Given instruction: Select lines where the word "this" appears.

** Start Records **

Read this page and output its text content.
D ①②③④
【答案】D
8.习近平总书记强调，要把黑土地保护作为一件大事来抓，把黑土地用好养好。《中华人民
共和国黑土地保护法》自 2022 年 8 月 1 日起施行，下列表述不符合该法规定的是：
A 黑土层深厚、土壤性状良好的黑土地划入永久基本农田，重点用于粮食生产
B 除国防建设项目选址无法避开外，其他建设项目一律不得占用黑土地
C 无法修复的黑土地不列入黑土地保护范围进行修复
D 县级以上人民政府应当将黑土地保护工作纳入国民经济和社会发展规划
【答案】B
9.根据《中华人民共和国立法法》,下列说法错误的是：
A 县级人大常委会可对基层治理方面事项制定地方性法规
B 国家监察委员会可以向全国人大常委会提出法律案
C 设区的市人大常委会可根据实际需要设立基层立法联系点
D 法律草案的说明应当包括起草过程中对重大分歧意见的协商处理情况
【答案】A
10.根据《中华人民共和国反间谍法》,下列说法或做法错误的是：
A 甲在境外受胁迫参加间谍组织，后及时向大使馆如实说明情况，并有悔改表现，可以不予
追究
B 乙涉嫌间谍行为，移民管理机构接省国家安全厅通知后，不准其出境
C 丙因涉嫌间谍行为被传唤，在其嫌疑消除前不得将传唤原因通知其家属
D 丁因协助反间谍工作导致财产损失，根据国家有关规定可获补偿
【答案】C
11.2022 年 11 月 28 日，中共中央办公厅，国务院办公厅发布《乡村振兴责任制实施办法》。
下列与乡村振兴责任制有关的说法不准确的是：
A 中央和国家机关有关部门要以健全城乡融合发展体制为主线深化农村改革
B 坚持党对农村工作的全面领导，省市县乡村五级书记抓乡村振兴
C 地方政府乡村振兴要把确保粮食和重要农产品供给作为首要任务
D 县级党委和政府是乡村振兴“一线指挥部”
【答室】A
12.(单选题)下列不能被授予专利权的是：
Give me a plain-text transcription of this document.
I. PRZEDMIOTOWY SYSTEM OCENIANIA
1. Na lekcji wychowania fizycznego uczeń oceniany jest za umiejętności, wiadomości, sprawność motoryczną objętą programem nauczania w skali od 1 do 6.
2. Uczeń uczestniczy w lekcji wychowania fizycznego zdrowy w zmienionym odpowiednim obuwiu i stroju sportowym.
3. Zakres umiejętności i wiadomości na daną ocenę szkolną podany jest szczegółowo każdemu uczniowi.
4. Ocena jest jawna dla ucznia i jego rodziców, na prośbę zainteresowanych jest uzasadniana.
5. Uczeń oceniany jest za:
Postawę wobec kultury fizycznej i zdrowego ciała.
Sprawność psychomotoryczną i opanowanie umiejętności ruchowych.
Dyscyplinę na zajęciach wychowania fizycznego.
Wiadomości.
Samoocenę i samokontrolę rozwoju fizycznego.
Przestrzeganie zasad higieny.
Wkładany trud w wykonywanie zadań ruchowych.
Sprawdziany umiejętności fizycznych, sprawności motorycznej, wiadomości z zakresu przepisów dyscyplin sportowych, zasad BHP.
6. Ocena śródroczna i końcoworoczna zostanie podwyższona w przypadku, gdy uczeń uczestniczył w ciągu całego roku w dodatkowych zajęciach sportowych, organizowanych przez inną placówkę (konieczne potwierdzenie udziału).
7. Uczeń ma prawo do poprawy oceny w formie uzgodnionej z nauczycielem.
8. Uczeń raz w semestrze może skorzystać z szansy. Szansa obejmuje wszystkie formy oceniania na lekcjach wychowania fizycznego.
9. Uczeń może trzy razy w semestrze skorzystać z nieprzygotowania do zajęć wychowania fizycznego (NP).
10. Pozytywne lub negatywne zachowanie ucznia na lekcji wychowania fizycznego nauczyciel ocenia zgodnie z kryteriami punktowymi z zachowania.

** End Records **

Response:
Read this page and output its text content.
Give me a plain-text transcription of this document.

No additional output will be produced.